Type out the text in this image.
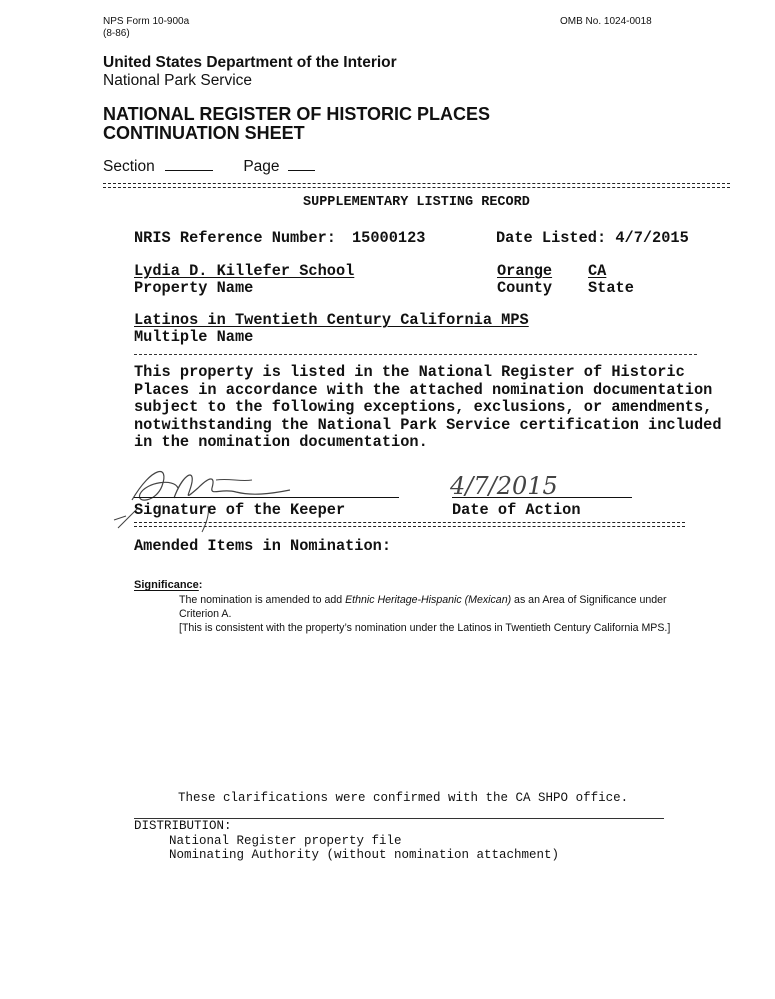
NPS Form 10-900a
(8-86)
OMB No. 1024-0018
United States Department of the Interior
National Park Service
NATIONAL REGISTER OF HISTORIC PLACES
CONTINUATION SHEET
Section	Page
SUPPLEMENTARY LISTING RECORD
NRIS Reference Number: 15000123	Date Listed: 4/7/2015
Lydia D. Killefer School
Property Name
Orange
County
CA
State
Latinos in Twentieth Century California MPS
Multiple Name
This property is listed in the National Register of Historic
Places in accordance with the attached nomination documentation
subject to the following exceptions, exclusions, or amendments,
notwithstanding the National Park Service certification included
in the nomination documentation.
Signature of the Keeper
4/7/2015
Date of Action
Amended Items in Nomination:
Significance:
The nomination is amended to add Ethnic Heritage-Hispanic (Mexican) as an Area of Significance under
Criterion A.
[This is consistent with the property’s nomination under the Latinos in Twentieth Century California MPS.]
These clarifications were confirmed with the CA SHPO office.
DISTRIBUTION:
National Register property file
Nominating Authority (without nomination attachment)
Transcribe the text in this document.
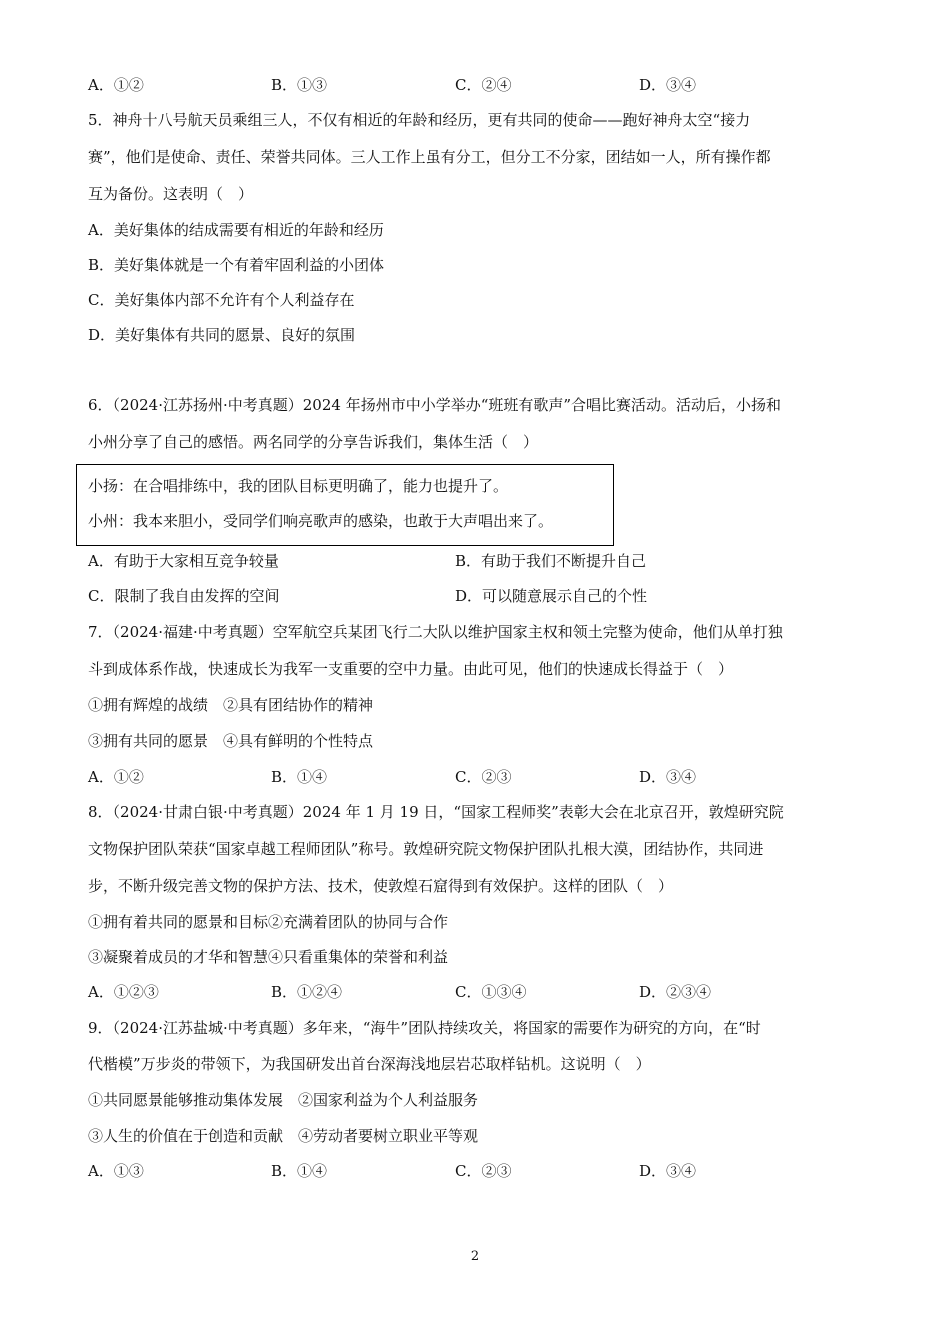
A．①②	B．①③	C．②④	D．③④
5．神舟十八号航天员乘组三人，不仅有相近的年龄和经历，更有共同的使命——跑好神舟太空“接力
赛”，他们是使命、责任、荣誉共同体。三人工作上虽有分工，但分工不分家，团结如一人，所有操作都
互为备份。这表明（　）
A．美好集体的结成需要有相近的年龄和经历
B．美好集体就是一个有着牢固利益的小团体
C．美好集体内部不允许有个人利益存在
D．美好集体有共同的愿景、良好的氛围
6．（2024·江苏扬州·中考真题）2024 年扬州市中小学举办“班班有歌声”合唱比赛活动。活动后，小扬和
小州分享了自己的感悟。两名同学的分享告诉我们，集体生活（　）
小扬：在合唱排练中，我的团队目标更明确了，能力也提升了。
小州：我本来胆小，受同学们响亮歌声的感染，也敢于大声唱出来了。
A．有助于大家相互竞争较量	B．有助于我们不断提升自己
C．限制了我自由发挥的空间	D．可以随意展示自己的个性
7．（2024·福建·中考真题）空军航空兵某团飞行二大队以维护国家主权和领土完整为使命，他们从单打独
斗到成体系作战，快速成长为我军一支重要的空中力量。由此可见，他们的快速成长得益于（　）
①拥有辉煌的战绩　②具有团结协作的精神
③拥有共同的愿景　④具有鲜明的个性特点
A．①②	B．①④	C．②③	D．③④
8．（2024·甘肃白银·中考真题）2024 年 1 月 19 日，“国家工程师奖”表彰大会在北京召开，敦煌研究院
文物保护团队荣获“国家卓越工程师团队”称号。敦煌研究院文物保护团队扎根大漠，团结协作，共同进
步，不断升级完善文物的保护方法、技术，使敦煌石窟得到有效保护。这样的团队（　）
①拥有着共同的愿景和目标②充满着团队的协同与合作
③凝聚着成员的才华和智慧④只看重集体的荣誉和利益
A．①②③	B．①②④	C．①③④	D．②③④
9．（2024·江苏盐城·中考真题）多年来，“海牛”团队持续攻关，将国家的需要作为研究的方向，在“时
代楷模”万步炎的带领下，为我国研发出首台深海浅地层岩芯取样钻机。这说明（　）
①共同愿景能够推动集体发展　②国家利益为个人利益服务
③人生的价值在于创造和贡献　④劳动者要树立职业平等观
A．①③	B．①④	C．②③	D．③④
2
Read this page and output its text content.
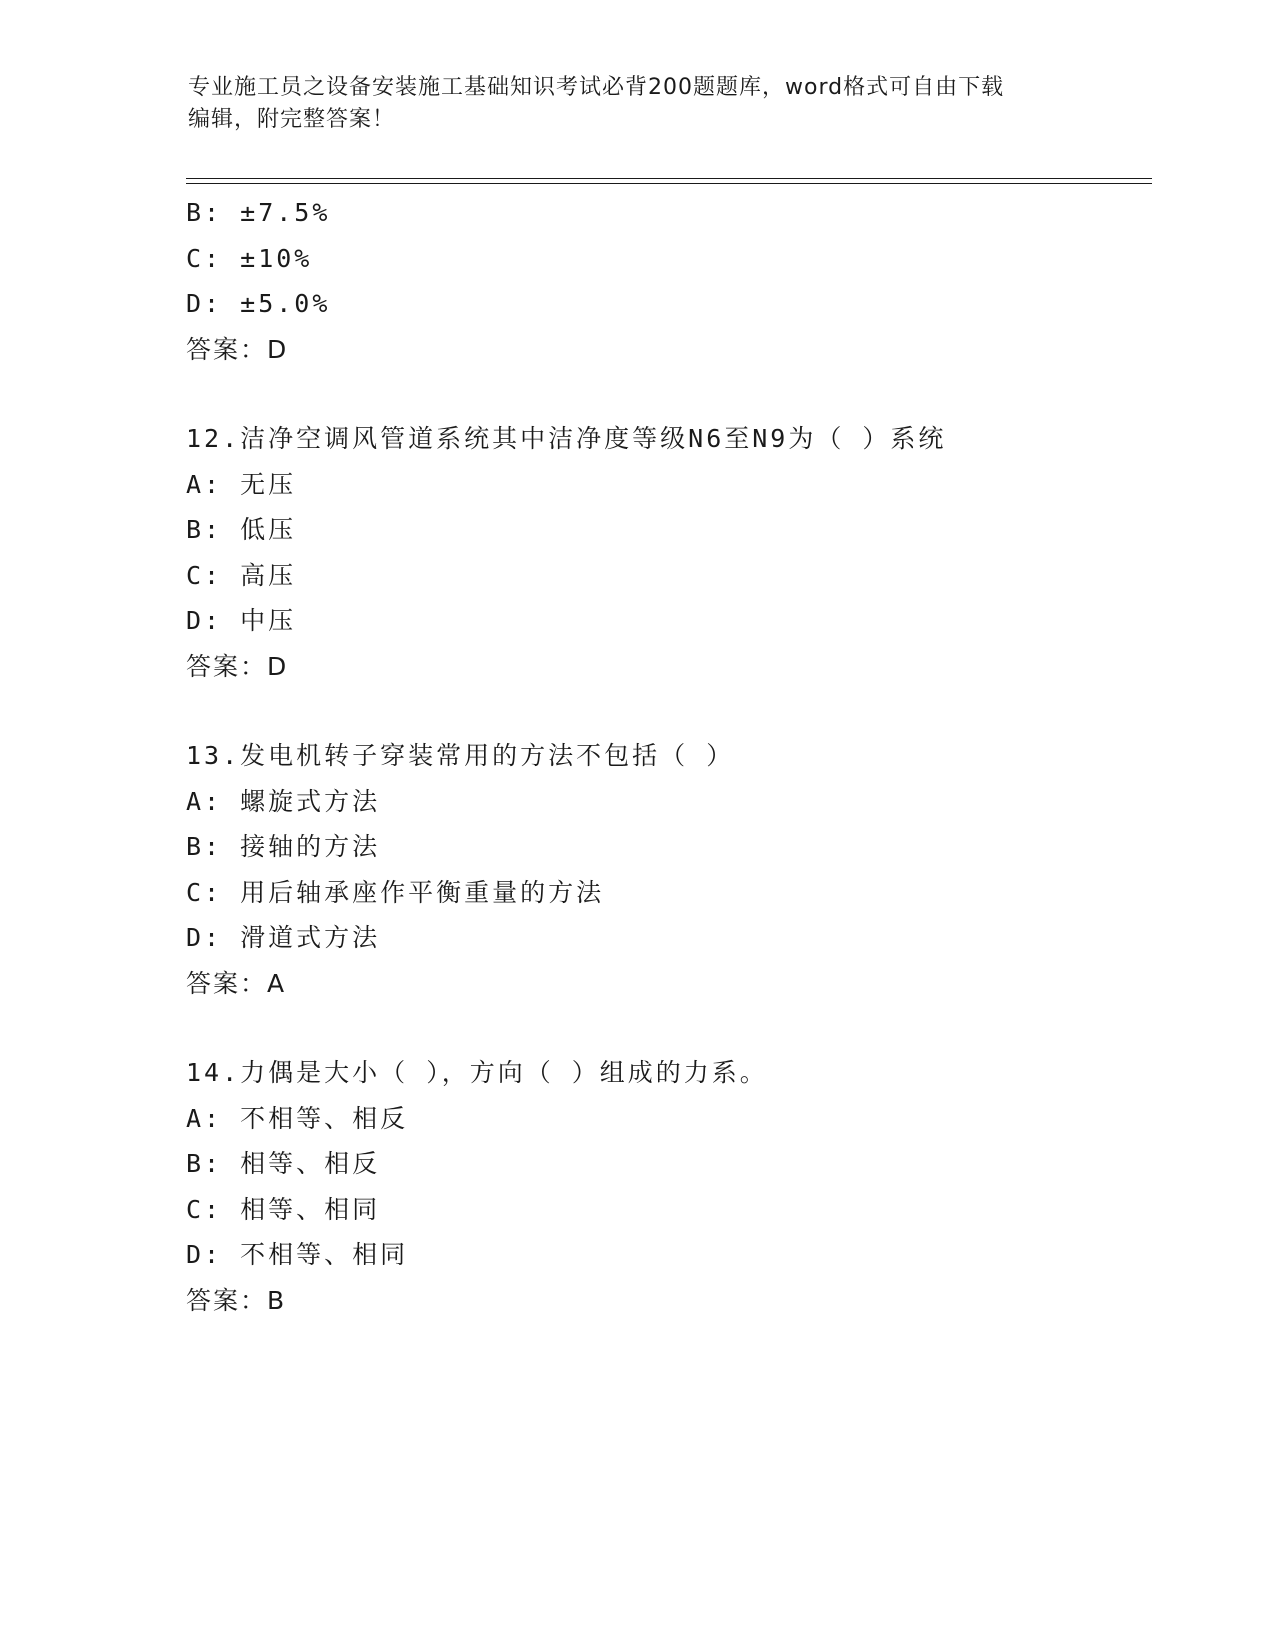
专业施工员之设备安装施工基础知识考试必背200题题库，word格式可自由下载
编辑，附完整答案！
B: ±7.5%
C: ±10%
D: ±5.0%
答案：D
12.洁净空调风管道系统其中洁净度等级N6至N9为（ ）系统
A: 无压
B: 低压
C: 高压
D: 中压
答案：D
13.发电机转子穿装常用的方法不包括（ ）
A: 螺旋式方法
B: 接轴的方法
C: 用后轴承座作平衡重量的方法
D: 滑道式方法
答案：A
14.力偶是大小（ ），方向（ ）组成的力系。
A: 不相等、相反
B: 相等、相反
C: 相等、相同
D: 不相等、相同
答案：B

:::

TASK DETAILS: Make an exact copy of the data above, pictures excluded.

THE COMPLETED TASK:
Type out the text in this image.
NPS Form 10-900a
(8-86)
OMB No. 1024-0018
United States Department of the Interior
National Park Service
NATIONAL REGISTER OF HISTORIC PLACES
CONTINUATION SHEET
Section	Page
SUPPLEMENTARY LISTING RECORD
NRIS Reference Number: 15000123	Date Listed: 4/7/2015
Lydia D. Killefer School
Property Name
Orange
County
CA
State
Latinos in Twentieth Century California MPS
Multiple Name
This property is listed in the National Register of Historic
Places in accordance with the attached nomination documentation
subject to the following exceptions, exclusions, or amendments,
notwithstanding the National Park Service certification included
in the nomination documentation.
Signature of the Keeper
4/7/2015
Date of Action
Amended Items in Nomination:
Significance:
The nomination is amended to add Ethnic Heritage-Hispanic (Mexican) as an Area of Significance under
Criterion A.
[This is consistent with the property’s nomination under the Latinos in Twentieth Century California MPS.]
These clarifications were confirmed with the CA SHPO office.
DISTRIBUTION:
National Register property file
Nominating Authority (without nomination attachment)
Transcribe the text in this document.
A．①②	B．①③	C．②④	D．③④
5．神舟十八号航天员乘组三人，不仅有相近的年龄和经历，更有共同的使命——跑好神舟太空“接力
赛”，他们是使命、责任、荣誉共同体。三人工作上虽有分工，但分工不分家，团结如一人，所有操作都
互为备份。这表明（　）
A．美好集体的结成需要有相近的年龄和经历
B．美好集体就是一个有着牢固利益的小团体
C．美好集体内部不允许有个人利益存在
D．美好集体有共同的愿景、良好的氛围
6．（2024·江苏扬州·中考真题）2024 年扬州市中小学举办“班班有歌声”合唱比赛活动。活动后，小扬和
小州分享了自己的感悟。两名同学的分享告诉我们，集体生活（　）
小扬：在合唱排练中，我的团队目标更明确了，能力也提升了。
小州：我本来胆小，受同学们响亮歌声的感染，也敢于大声唱出来了。
A．有助于大家相互竞争较量	B．有助于我们不断提升自己
C．限制了我自由发挥的空间	D．可以随意展示自己的个性
7．（2024·福建·中考真题）空军航空兵某团飞行二大队以维护国家主权和领土完整为使命，他们从单打独
斗到成体系作战，快速成长为我军一支重要的空中力量。由此可见，他们的快速成长得益于（　）
①拥有辉煌的战绩　②具有团结协作的精神
③拥有共同的愿景　④具有鲜明的个性特点
A．①②	B．①④	C．②③	D．③④
8．（2024·甘肃白银·中考真题）2024 年 1 月 19 日，“国家工程师奖”表彰大会在北京召开，敦煌研究院
文物保护团队荣获“国家卓越工程师团队”称号。敦煌研究院文物保护团队扎根大漠，团结协作，共同进
步，不断升级完善文物的保护方法、技术，使敦煌石窟得到有效保护。这样的团队（　）
①拥有着共同的愿景和目标②充满着团队的协同与合作
③凝聚着成员的才华和智慧④只看重集体的荣誉和利益
A．①②③	B．①②④	C．①③④	D．②③④
9．（2024·江苏盐城·中考真题）多年来，“海牛”团队持续攻关，将国家的需要作为研究的方向，在“时
代楷模”万步炎的带领下，为我国研发出首台深海浅地层岩芯取样钻机。这说明（　）
①共同愿景能够推动集体发展　②国家利益为个人利益服务
③人生的价值在于创造和贡献　④劳动者要树立职业平等观
A．①③	B．①④	C．②③	D．③④
2
Read this page and output its text content.
专业施工员之设备安装施工基础知识考试必背200题题库，word格式可自由下载
编辑，附完整答案！
B: ±7.5%
C: ±10%
D: ±5.0%
答案：D
12.洁净空调风管道系统其中洁净度等级N6至N9为（ ）系统
A: 无压
B: 低压
C: 高压
D: 中压
答案：D
13.发电机转子穿装常用的方法不包括（ ）
A: 螺旋式方法
B: 接轴的方法
C: 用后轴承座作平衡重量的方法
D: 滑道式方法
答案：A
14.力偶是大小（ ），方向（ ）组成的力系。
A: 不相等、相反
B: 相等、相反
C: 相等、相同
D: 不相等、相同
答案：B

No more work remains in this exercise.